--- What needs to be done ---
Examine the entries and show every line in which the word "SEDANO" is found.

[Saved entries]
•••••
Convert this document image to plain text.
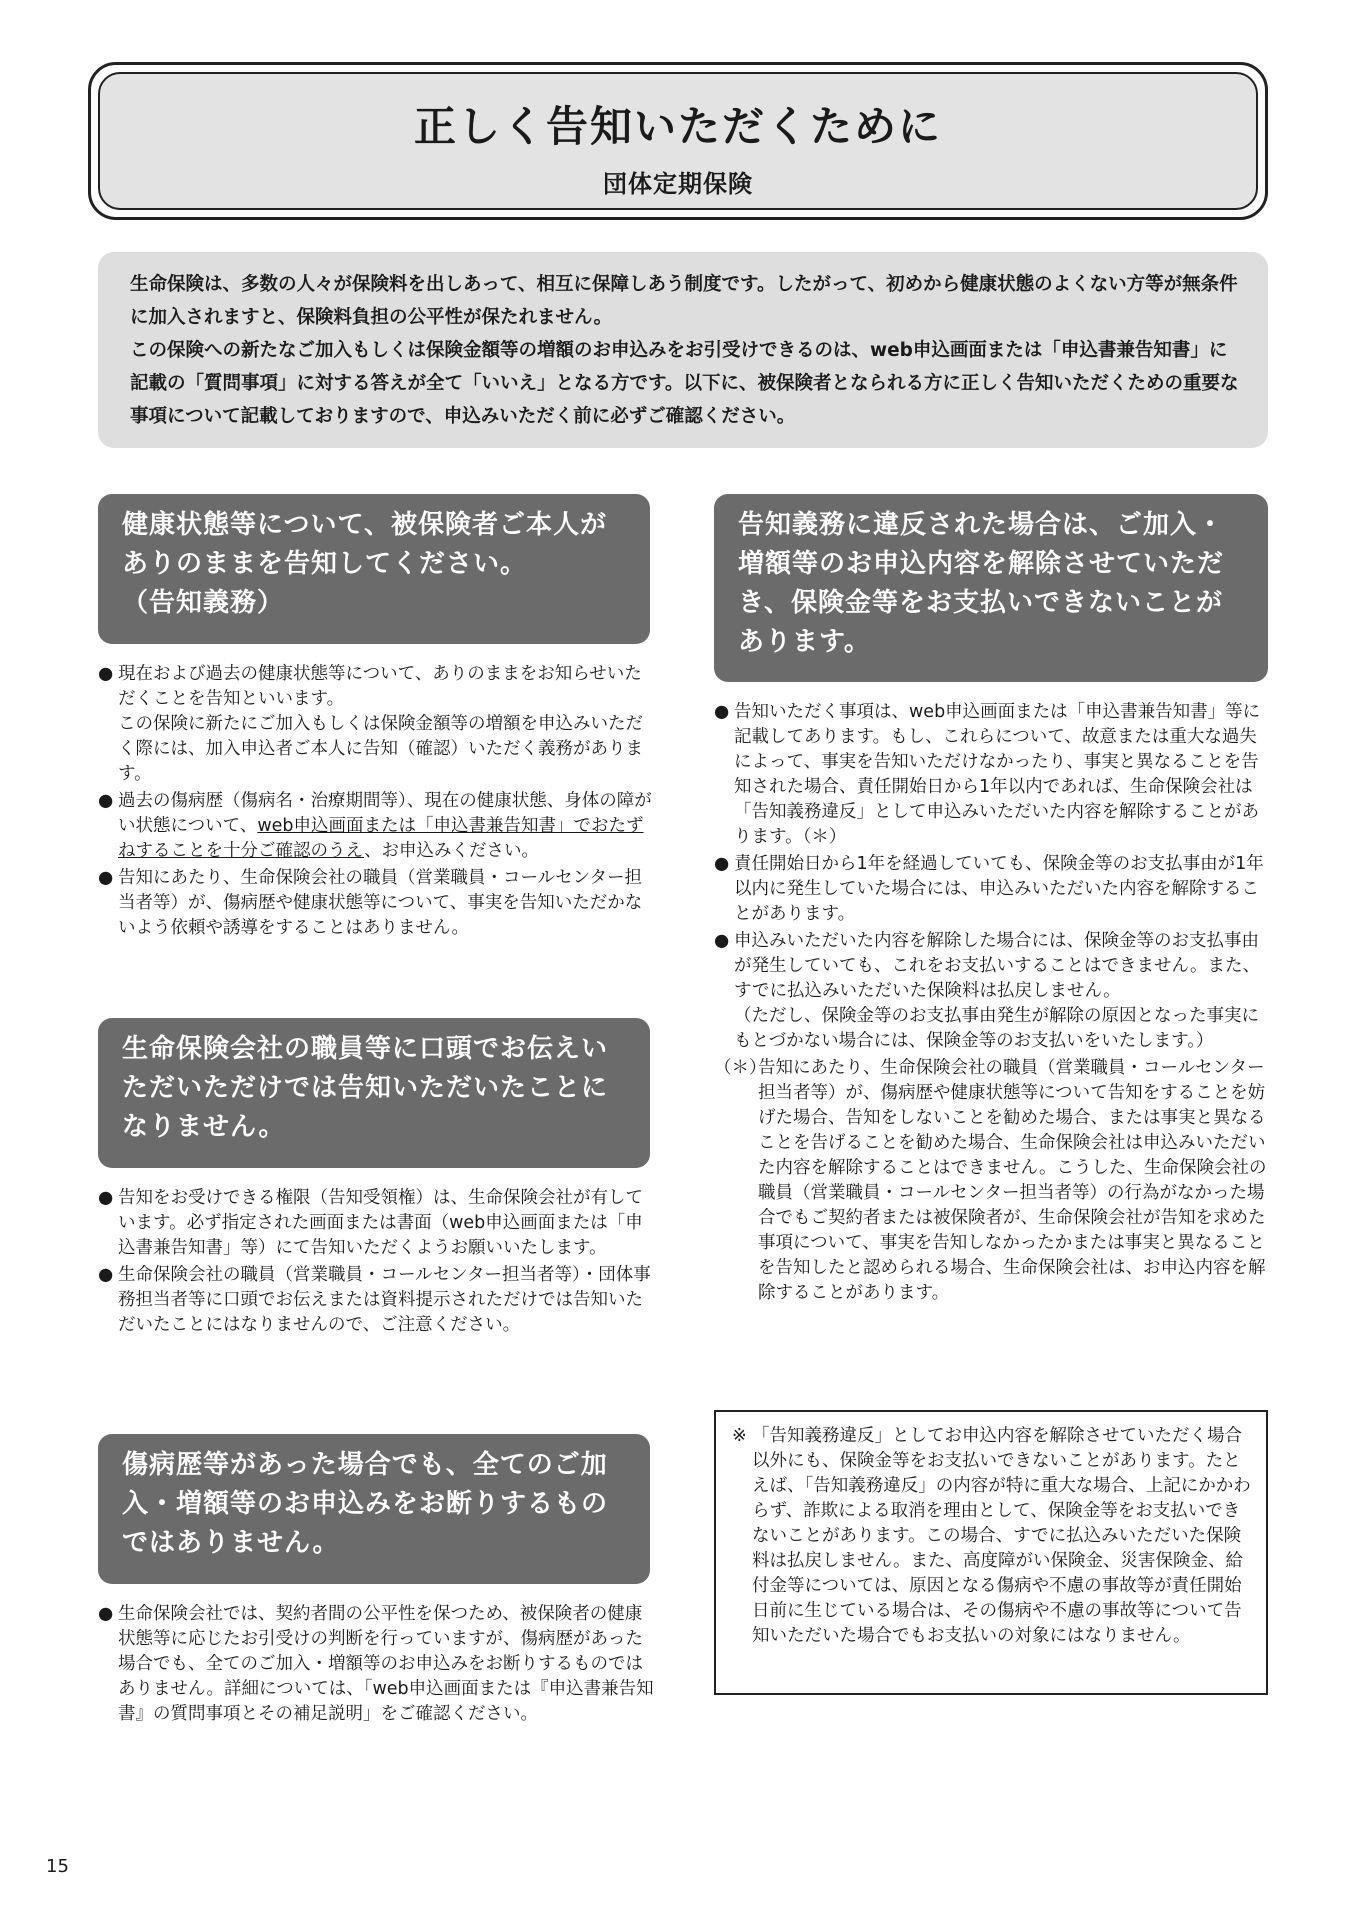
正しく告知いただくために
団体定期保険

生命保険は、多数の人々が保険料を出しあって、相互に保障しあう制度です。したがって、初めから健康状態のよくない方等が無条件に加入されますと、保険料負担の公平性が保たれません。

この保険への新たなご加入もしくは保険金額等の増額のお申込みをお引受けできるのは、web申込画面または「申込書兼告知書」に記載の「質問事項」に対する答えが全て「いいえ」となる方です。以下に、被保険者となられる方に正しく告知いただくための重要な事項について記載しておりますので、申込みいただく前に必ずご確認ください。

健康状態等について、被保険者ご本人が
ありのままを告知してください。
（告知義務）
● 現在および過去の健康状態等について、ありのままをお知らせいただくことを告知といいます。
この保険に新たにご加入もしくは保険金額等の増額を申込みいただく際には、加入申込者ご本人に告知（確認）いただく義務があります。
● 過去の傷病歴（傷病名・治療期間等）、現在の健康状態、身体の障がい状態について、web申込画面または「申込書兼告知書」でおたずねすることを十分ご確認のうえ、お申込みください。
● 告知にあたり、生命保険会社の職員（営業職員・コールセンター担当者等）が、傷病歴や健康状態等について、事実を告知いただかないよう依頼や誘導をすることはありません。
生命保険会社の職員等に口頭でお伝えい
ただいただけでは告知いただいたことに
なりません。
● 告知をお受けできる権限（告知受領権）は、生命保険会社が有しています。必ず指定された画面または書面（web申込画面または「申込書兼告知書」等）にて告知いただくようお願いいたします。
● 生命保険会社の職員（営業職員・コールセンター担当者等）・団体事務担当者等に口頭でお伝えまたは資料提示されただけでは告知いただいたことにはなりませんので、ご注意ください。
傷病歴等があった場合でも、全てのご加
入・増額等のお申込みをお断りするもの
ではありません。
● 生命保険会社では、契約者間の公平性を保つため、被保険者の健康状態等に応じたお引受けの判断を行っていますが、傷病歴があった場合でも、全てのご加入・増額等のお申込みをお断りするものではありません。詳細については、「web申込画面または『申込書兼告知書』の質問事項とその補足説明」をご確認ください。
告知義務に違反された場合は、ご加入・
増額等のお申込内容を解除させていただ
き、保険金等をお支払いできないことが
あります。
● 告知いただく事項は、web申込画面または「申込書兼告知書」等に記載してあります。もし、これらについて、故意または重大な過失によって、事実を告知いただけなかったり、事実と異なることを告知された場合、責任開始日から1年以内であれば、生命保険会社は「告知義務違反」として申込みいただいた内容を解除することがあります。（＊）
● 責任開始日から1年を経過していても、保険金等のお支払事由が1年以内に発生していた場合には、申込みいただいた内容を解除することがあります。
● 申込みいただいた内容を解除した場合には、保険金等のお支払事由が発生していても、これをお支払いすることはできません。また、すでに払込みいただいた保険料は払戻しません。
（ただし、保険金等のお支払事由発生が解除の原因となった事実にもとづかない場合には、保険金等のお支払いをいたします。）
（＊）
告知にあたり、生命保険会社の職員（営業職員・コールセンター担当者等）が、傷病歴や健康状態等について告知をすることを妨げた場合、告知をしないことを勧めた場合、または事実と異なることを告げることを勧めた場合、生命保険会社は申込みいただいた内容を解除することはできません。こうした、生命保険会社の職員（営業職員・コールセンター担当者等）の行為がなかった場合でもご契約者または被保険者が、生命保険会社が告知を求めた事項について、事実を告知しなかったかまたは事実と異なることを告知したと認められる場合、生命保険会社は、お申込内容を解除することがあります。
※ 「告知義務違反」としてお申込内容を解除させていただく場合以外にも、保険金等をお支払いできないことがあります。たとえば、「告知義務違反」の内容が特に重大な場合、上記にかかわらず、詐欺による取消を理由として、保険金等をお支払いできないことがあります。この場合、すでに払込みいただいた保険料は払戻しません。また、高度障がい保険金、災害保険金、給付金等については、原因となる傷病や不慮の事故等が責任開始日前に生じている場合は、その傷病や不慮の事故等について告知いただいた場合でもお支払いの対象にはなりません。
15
•••••
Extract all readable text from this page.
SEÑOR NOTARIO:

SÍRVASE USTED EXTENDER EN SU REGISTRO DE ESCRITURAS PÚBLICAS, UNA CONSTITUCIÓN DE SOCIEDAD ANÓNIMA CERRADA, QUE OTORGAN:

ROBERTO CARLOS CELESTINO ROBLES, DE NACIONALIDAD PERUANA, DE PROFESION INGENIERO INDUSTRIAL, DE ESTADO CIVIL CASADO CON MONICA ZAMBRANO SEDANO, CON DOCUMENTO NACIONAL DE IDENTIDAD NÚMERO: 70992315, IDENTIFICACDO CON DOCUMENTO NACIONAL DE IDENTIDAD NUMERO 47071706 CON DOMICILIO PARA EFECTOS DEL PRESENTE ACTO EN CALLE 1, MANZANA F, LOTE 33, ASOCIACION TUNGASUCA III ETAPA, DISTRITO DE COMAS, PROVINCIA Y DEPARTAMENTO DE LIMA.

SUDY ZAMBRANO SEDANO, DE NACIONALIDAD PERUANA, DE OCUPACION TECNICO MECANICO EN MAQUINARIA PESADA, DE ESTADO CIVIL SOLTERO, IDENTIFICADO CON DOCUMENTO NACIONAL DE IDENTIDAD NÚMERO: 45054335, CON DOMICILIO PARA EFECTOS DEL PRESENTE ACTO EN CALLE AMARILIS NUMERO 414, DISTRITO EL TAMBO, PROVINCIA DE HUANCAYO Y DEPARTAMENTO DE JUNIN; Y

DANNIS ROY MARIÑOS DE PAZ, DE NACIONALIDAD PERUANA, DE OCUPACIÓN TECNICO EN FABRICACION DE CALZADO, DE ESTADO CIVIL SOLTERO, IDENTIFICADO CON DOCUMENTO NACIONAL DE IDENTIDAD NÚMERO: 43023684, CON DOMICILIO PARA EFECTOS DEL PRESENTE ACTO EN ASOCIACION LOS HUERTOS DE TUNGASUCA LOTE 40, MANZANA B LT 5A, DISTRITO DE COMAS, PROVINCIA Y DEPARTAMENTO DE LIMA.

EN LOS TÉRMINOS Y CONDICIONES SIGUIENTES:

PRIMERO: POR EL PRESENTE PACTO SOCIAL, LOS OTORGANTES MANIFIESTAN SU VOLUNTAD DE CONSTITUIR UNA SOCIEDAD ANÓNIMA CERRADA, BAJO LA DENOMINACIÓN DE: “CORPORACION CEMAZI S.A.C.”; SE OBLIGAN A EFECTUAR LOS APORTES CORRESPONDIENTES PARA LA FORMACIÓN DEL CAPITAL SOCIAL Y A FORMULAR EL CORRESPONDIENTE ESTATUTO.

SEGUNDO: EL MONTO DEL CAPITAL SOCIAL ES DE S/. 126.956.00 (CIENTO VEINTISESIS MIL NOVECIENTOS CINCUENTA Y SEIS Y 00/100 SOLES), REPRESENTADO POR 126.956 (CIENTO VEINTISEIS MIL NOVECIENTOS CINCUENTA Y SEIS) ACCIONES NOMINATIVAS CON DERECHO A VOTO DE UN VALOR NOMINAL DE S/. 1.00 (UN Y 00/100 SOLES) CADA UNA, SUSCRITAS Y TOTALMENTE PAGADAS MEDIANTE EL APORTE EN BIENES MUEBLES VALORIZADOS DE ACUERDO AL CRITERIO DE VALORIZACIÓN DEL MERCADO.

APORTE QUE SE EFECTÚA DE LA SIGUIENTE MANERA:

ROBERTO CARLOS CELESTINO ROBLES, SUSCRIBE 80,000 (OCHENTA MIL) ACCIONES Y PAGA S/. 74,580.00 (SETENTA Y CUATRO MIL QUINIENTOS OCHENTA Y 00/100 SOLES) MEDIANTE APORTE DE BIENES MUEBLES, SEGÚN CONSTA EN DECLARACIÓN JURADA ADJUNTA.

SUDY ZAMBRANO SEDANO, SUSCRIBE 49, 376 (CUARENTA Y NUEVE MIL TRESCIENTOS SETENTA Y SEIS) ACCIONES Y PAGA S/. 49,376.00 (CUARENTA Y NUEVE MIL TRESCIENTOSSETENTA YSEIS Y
•••••
--- Answer to the task ---
ROBERTO CARLOS CELESTINO ROBLES, DE NACIONALIDAD PERUANA, DE PROFESION INGENIERO INDUSTRIAL, DE ESTADO CIVIL CASADO CON MONICA ZAMBRANO SEDANO, CON DOCUMENTO NACIONAL DE IDENTIDAD NÚMERO: 70992315, IDENTIFICACDO CON DOCUMENTO NACIONAL DE IDENTIDAD NUMERO 47071706 CON DOMICILIO PARA EFECTOS DEL PRESENTE ACTO EN CALLE 1, MANZANA F, LOTE 33, ASOCIACION TUNGASUCA III ETAPA, DISTRITO DE COMAS, PROVINCIA Y DEPARTAMENTO DE LIMA.
SUDY ZAMBRANO SEDANO, DE NACIONALIDAD PERUANA, DE OCUPACION TECNICO MECANICO EN MAQUINARIA PESADA, DE ESTADO CIVIL SOLTERO, IDENTIFICADO CON DOCUMENTO NACIONAL DE IDENTIDAD NÚMERO: 45054335, CON DOMICILIO PARA EFECTOS DEL PRESENTE ACTO EN CALLE AMARILIS NUMERO 414, DISTRITO EL TAMBO, PROVINCIA DE HUANCAYO Y DEPARTAMENTO DE JUNIN; Y
SUDY ZAMBRANO SEDANO, SUSCRIBE 49, 376 (CUARENTA Y NUEVE MIL TRESCIENTOS SETENTA Y SEIS) ACCIONES Y PAGA S/. 49,376.00 (CUARENTA Y NUEVE MIL TRESCIENTOSSETENTA YSEIS Y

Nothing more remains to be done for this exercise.